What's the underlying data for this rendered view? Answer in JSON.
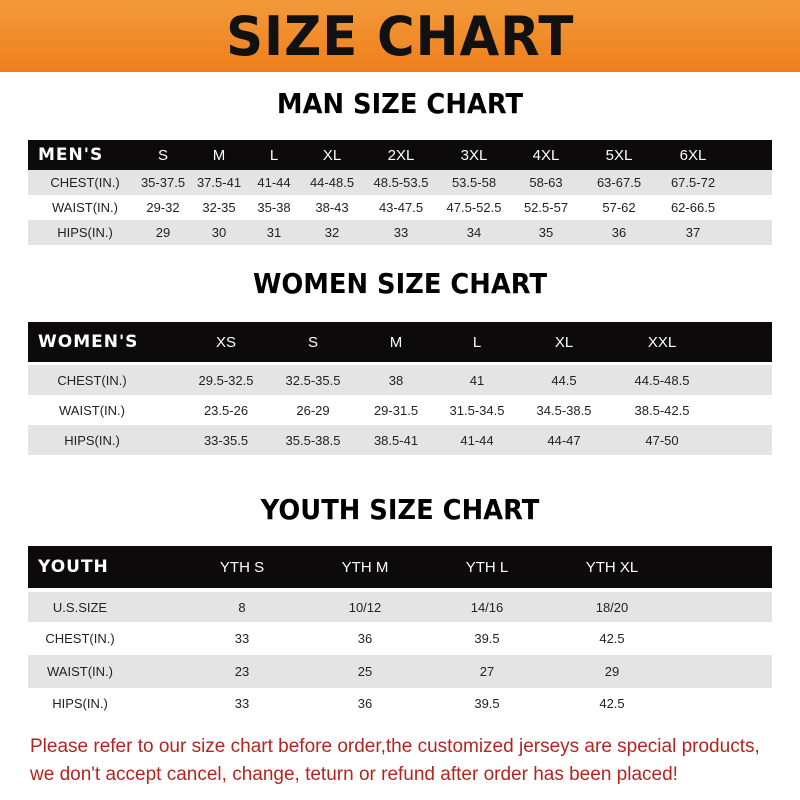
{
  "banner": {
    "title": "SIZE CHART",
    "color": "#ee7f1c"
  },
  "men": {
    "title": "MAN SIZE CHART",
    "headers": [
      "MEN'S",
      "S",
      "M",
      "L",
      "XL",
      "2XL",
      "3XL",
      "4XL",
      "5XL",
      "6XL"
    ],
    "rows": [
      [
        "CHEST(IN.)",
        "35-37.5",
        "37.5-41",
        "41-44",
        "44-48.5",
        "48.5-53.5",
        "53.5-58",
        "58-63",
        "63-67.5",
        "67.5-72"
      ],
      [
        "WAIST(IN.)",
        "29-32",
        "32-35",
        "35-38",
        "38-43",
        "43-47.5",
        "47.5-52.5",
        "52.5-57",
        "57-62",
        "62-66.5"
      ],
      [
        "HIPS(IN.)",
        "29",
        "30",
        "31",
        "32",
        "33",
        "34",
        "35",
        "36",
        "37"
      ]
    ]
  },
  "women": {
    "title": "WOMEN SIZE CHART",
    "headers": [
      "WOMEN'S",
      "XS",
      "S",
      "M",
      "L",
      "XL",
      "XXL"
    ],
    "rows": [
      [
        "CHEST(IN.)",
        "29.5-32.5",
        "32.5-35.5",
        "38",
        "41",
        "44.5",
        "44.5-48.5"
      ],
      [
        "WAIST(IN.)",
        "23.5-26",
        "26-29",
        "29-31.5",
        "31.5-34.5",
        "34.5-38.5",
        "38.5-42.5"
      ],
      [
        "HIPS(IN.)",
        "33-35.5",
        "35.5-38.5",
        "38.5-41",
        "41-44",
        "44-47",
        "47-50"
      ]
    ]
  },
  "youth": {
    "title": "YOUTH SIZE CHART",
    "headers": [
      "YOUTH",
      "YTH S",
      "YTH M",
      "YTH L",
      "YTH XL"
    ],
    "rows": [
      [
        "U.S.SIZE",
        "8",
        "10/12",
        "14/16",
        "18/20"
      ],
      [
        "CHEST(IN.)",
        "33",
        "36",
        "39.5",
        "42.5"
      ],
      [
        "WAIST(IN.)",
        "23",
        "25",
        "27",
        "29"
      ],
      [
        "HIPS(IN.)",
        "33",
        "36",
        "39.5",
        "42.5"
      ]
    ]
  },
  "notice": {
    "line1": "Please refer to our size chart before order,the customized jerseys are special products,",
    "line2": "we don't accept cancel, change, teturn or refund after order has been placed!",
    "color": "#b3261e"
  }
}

■ ■ ■ ■ ■

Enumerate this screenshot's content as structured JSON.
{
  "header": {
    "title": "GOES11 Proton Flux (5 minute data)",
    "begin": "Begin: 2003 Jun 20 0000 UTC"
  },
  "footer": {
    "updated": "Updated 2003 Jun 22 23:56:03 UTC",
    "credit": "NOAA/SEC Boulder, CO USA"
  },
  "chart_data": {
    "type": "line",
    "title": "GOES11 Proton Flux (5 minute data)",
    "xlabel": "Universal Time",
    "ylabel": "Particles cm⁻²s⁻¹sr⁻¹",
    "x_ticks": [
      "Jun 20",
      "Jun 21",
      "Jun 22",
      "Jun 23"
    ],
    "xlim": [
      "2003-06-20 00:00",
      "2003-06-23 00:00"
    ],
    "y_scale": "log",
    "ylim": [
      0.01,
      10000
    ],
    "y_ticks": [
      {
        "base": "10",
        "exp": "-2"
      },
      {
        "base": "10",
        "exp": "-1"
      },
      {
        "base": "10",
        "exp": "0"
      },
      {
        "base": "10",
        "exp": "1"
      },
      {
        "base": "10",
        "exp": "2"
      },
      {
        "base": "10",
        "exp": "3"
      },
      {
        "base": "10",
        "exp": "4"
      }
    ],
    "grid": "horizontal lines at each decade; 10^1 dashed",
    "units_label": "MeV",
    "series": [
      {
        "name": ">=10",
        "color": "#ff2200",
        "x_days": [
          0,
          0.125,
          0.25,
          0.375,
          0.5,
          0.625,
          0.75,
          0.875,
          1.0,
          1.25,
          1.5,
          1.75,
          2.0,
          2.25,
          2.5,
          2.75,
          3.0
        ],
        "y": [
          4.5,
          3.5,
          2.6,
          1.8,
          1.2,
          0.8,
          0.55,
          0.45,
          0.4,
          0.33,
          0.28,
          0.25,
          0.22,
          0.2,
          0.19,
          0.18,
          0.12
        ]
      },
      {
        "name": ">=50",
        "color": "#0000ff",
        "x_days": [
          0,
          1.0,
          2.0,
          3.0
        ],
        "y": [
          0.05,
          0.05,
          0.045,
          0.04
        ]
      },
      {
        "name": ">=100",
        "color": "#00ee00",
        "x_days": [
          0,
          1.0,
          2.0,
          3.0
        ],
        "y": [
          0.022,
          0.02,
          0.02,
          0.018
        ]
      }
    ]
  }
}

■ ■ ■ ■ ■

▶ Instructions to follow: Above is a listing; report how many of its lines include the word "order", giving the number only.

▶ Written reply: 2